Emit the data below verbatim, stripping out any pictures.

>> Start Extracted entries

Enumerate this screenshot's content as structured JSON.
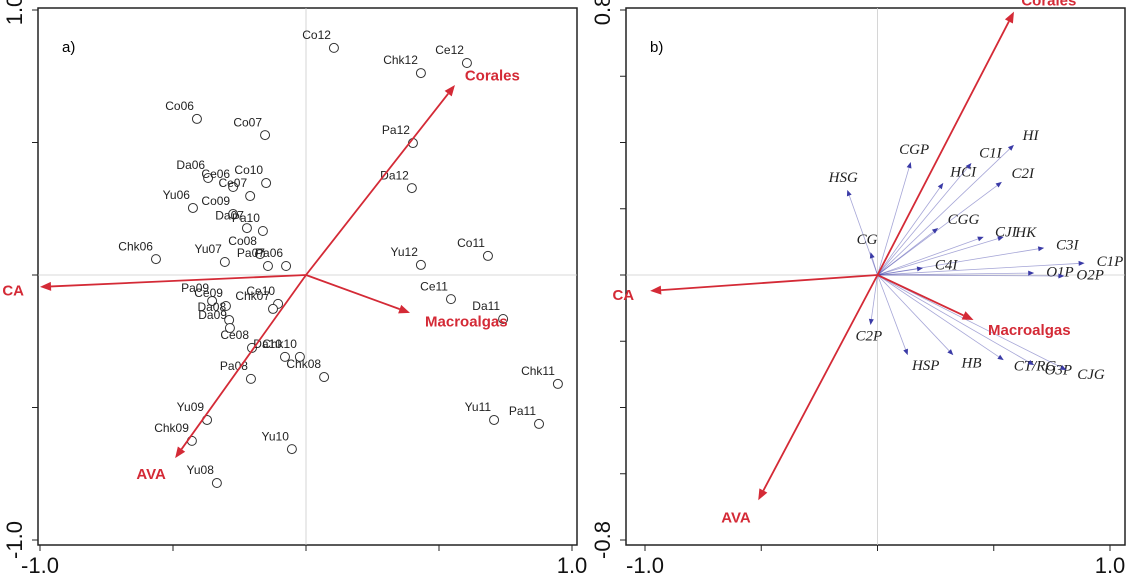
{
  "chart_data": [
    {
      "type": "biplot",
      "label": "a)",
      "xlim": [
        -1.0,
        1.0
      ],
      "ylim": [
        -1.0,
        1.0
      ],
      "xticks": [
        {
          "value": -1.0,
          "label": "-1.0"
        },
        {
          "value": -0.5,
          "label": null
        },
        {
          "value": 0,
          "label": null
        },
        {
          "value": 0.5,
          "label": null
        },
        {
          "value": 1.0,
          "label": "1.0"
        }
      ],
      "yticks": [
        {
          "value": -1.0,
          "label": "-1.0"
        },
        {
          "value": -0.5,
          "label": null
        },
        {
          "value": 0,
          "label": null
        },
        {
          "value": 0.5,
          "label": null
        },
        {
          "value": 1.0,
          "label": "1.0"
        }
      ],
      "points": {
        "color": "#333333",
        "labels": [
          "Co12",
          "Chk12",
          "Ce12",
          "Co06",
          "Co07",
          "Pa12",
          "Da06",
          "Ce06",
          "Co10",
          "Ce07",
          "Da12",
          "Yu06",
          "Co09",
          "Da07",
          "Pa10",
          "Co08",
          "Chk06",
          "Yu07",
          "Pa07",
          "Pa06",
          "Yu12",
          "Co11",
          "Pa09",
          "Ce09",
          "Da08",
          "Da09",
          "Ce10",
          "Chk07",
          "Ce11",
          "Da11",
          "Ce08",
          "Da10",
          "Chk10",
          "Pa08",
          "Chk08",
          "Chk11",
          "Yu11",
          "Pa11",
          "Yu09",
          "Chk09",
          "Yu10",
          "Yu08"
        ],
        "x": [
          0.105,
          0.432,
          0.605,
          -0.41,
          -0.154,
          0.402,
          -0.368,
          -0.274,
          -0.15,
          -0.21,
          0.398,
          -0.425,
          -0.274,
          -0.222,
          -0.162,
          -0.173,
          -0.564,
          -0.305,
          -0.143,
          -0.075,
          0.432,
          0.684,
          -0.353,
          -0.301,
          -0.289,
          -0.286,
          -0.105,
          -0.124,
          0.545,
          0.741,
          -0.203,
          -0.079,
          -0.023,
          -0.207,
          0.068,
          0.947,
          0.707,
          0.876,
          -0.372,
          -0.429,
          -0.053,
          -0.335
        ],
        "y": [
          0.857,
          0.762,
          0.8,
          0.589,
          0.528,
          0.498,
          0.366,
          0.332,
          0.347,
          0.298,
          0.328,
          0.253,
          0.23,
          0.177,
          0.166,
          0.079,
          0.06,
          0.049,
          0.034,
          0.034,
          0.038,
          0.072,
          -0.098,
          -0.117,
          -0.17,
          -0.2,
          -0.109,
          -0.128,
          -0.091,
          -0.166,
          -0.275,
          -0.309,
          -0.309,
          -0.392,
          -0.385,
          -0.411,
          -0.547,
          -0.562,
          -0.547,
          -0.626,
          -0.657,
          -0.785
        ]
      },
      "vectors": [
        {
          "color": "#d42a36",
          "labels": [
            "Corales",
            "CA",
            "Macroalgas",
            "AVA"
          ],
          "x": [
            0.56,
            -1.0,
            0.391,
            -0.492
          ],
          "y": [
            0.717,
            -0.045,
            -0.143,
            -0.691
          ]
        }
      ]
    },
    {
      "type": "biplot",
      "label": "b)",
      "xlim": [
        -1.0,
        1.0
      ],
      "ylim": [
        -0.8,
        0.8
      ],
      "xticks": [
        {
          "value": -1.0,
          "label": "-1.0"
        },
        {
          "value": -0.5,
          "label": null
        },
        {
          "value": 0,
          "label": null
        },
        {
          "value": 0.5,
          "label": null
        },
        {
          "value": 1.0,
          "label": "1.0"
        }
      ],
      "yticks": [
        {
          "value": -0.8,
          "label": "-0.8"
        },
        {
          "value": -0.6,
          "label": null
        },
        {
          "value": -0.4,
          "label": null
        },
        {
          "value": -0.2,
          "label": null
        },
        {
          "value": 0,
          "label": null
        },
        {
          "value": 0.2,
          "label": null
        },
        {
          "value": 0.4,
          "label": null
        },
        {
          "value": 0.6,
          "label": null
        },
        {
          "value": 0.8,
          "label": "0.8"
        }
      ],
      "vectors": [
        {
          "color": "#3a3aa6",
          "labels": [
            "HSG",
            "CG",
            "CGP",
            "HCI",
            "C1I",
            "HI",
            "C2I",
            "CGG",
            "CJI",
            "HK",
            "C3I",
            "C1P",
            "O1P",
            "O2P",
            "C4I",
            "C2P",
            "HSP",
            "HB",
            "CT/RG",
            "O3P",
            "CJG"
          ],
          "x": [
            -0.13,
            -0.03,
            0.143,
            0.283,
            0.404,
            0.587,
            0.535,
            0.261,
            0.457,
            0.543,
            0.717,
            0.891,
            0.674,
            0.804,
            0.196,
            -0.03,
            0.13,
            0.326,
            0.543,
            0.674,
            0.813
          ],
          "y": [
            0.257,
            0.069,
            0.341,
            0.278,
            0.338,
            0.393,
            0.281,
            0.142,
            0.115,
            0.115,
            0.082,
            0.036,
            0.006,
            -0.003,
            0.021,
            -0.151,
            -0.242,
            -0.242,
            -0.257,
            -0.272,
            -0.287
          ]
        },
        {
          "color": "#d42a36",
          "labels": [
            "Corales",
            "CA",
            "Macroalgas",
            "AVA"
          ],
          "x": [
            0.587,
            -0.978,
            0.413,
            -0.513
          ],
          "y": [
            0.795,
            -0.048,
            -0.136,
            -0.68
          ]
        }
      ]
    }
  ]
}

>> End Extracted entries

# Task result
Enumerate this screenshot's content as structured JSON.
{
  "chart_data": [
    {
      "type": "biplot",
      "label": "a)",
      "xlim": [
        -1.0,
        1.0
      ],
      "ylim": [
        -1.0,
        1.0
      ],
      "xticks": [
        {
          "value": -1.0,
          "label": "-1.0"
        },
        {
          "value": -0.5,
          "label": null
        },
        {
          "value": 0,
          "label": null
        },
        {
          "value": 0.5,
          "label": null
        },
        {
          "value": 1.0,
          "label": "1.0"
        }
      ],
      "yticks": [
        {
          "value": -1.0,
          "label": "-1.0"
        },
        {
          "value": -0.5,
          "label": null
        },
        {
          "value": 0,
          "label": null
        },
        {
          "value": 0.5,
          "label": null
        },
        {
          "value": 1.0,
          "label": "1.0"
        }
      ],
      "points": {
        "color": "#333333",
        "labels": [
          "Co12",
          "Chk12",
          "Ce12",
          "Co06",
          "Co07",
          "Pa12",
          "Da06",
          "Ce06",
          "Co10",
          "Ce07",
          "Da12",
          "Yu06",
          "Co09",
          "Da07",
          "Pa10",
          "Co08",
          "Chk06",
          "Yu07",
          "Pa07",
          "Pa06",
          "Yu12",
          "Co11",
          "Pa09",
          "Ce09",
          "Da08",
          "Da09",
          "Ce10",
          "Chk07",
          "Ce11",
          "Da11",
          "Ce08",
          "Da10",
          "Chk10",
          "Pa08",
          "Chk08",
          "Chk11",
          "Yu11",
          "Pa11",
          "Yu09",
          "Chk09",
          "Yu10",
          "Yu08"
        ],
        "x": [
          0.105,
          0.432,
          0.605,
          -0.41,
          -0.154,
          0.402,
          -0.368,
          -0.274,
          -0.15,
          -0.21,
          0.398,
          -0.425,
          -0.274,
          -0.222,
          -0.162,
          -0.173,
          -0.564,
          -0.305,
          -0.143,
          -0.075,
          0.432,
          0.684,
          -0.353,
          -0.301,
          -0.289,
          -0.286,
          -0.105,
          -0.124,
          0.545,
          0.741,
          -0.203,
          -0.079,
          -0.023,
          -0.207,
          0.068,
          0.947,
          0.707,
          0.876,
          -0.372,
          -0.429,
          -0.053,
          -0.335
        ],
        "y": [
          0.857,
          0.762,
          0.8,
          0.589,
          0.528,
          0.498,
          0.366,
          0.332,
          0.347,
          0.298,
          0.328,
          0.253,
          0.23,
          0.177,
          0.166,
          0.079,
          0.06,
          0.049,
          0.034,
          0.034,
          0.038,
          0.072,
          -0.098,
          -0.117,
          -0.17,
          -0.2,
          -0.109,
          -0.128,
          -0.091,
          -0.166,
          -0.275,
          -0.309,
          -0.309,
          -0.392,
          -0.385,
          -0.411,
          -0.547,
          -0.562,
          -0.547,
          -0.626,
          -0.657,
          -0.785
        ]
      },
      "vectors": [
        {
          "color": "#d42a36",
          "labels": [
            "Corales",
            "CA",
            "Macroalgas",
            "AVA"
          ],
          "x": [
            0.56,
            -1.0,
            0.391,
            -0.492
          ],
          "y": [
            0.717,
            -0.045,
            -0.143,
            -0.691
          ]
        }
      ]
    },
    {
      "type": "biplot",
      "label": "b)",
      "xlim": [
        -1.0,
        1.0
      ],
      "ylim": [
        -0.8,
        0.8
      ],
      "xticks": [
        {
          "value": -1.0,
          "label": "-1.0"
        },
        {
          "value": -0.5,
          "label": null
        },
        {
          "value": 0,
          "label": null
        },
        {
          "value": 0.5,
          "label": null
        },
        {
          "value": 1.0,
          "label": "1.0"
        }
      ],
      "yticks": [
        {
          "value": -0.8,
          "label": "-0.8"
        },
        {
          "value": -0.6,
          "label": null
        },
        {
          "value": -0.4,
          "label": null
        },
        {
          "value": -0.2,
          "label": null
        },
        {
          "value": 0,
          "label": null
        },
        {
          "value": 0.2,
          "label": null
        },
        {
          "value": 0.4,
          "label": null
        },
        {
          "value": 0.6,
          "label": null
        },
        {
          "value": 0.8,
          "label": "0.8"
        }
      ],
      "vectors": [
        {
          "color": "#3a3aa6",
          "labels": [
            "HSG",
            "CG",
            "CGP",
            "HCI",
            "C1I",
            "HI",
            "C2I",
            "CGG",
            "CJI",
            "HK",
            "C3I",
            "C1P",
            "O1P",
            "O2P",
            "C4I",
            "C2P",
            "HSP",
            "HB",
            "CT/RG",
            "O3P",
            "CJG"
          ],
          "x": [
            -0.13,
            -0.03,
            0.143,
            0.283,
            0.404,
            0.587,
            0.535,
            0.261,
            0.457,
            0.543,
            0.717,
            0.891,
            0.674,
            0.804,
            0.196,
            -0.03,
            0.13,
            0.326,
            0.543,
            0.674,
            0.813
          ],
          "y": [
            0.257,
            0.069,
            0.341,
            0.278,
            0.338,
            0.393,
            0.281,
            0.142,
            0.115,
            0.115,
            0.082,
            0.036,
            0.006,
            -0.003,
            0.021,
            -0.151,
            -0.242,
            -0.242,
            -0.257,
            -0.272,
            -0.287
          ]
        },
        {
          "color": "#d42a36",
          "labels": [
            "Corales",
            "CA",
            "Macroalgas",
            "AVA"
          ],
          "x": [
            0.587,
            -0.978,
            0.413,
            -0.513
          ],
          "y": [
            0.795,
            -0.048,
            -0.136,
            -0.68
          ]
        }
      ]
    }
  ]
}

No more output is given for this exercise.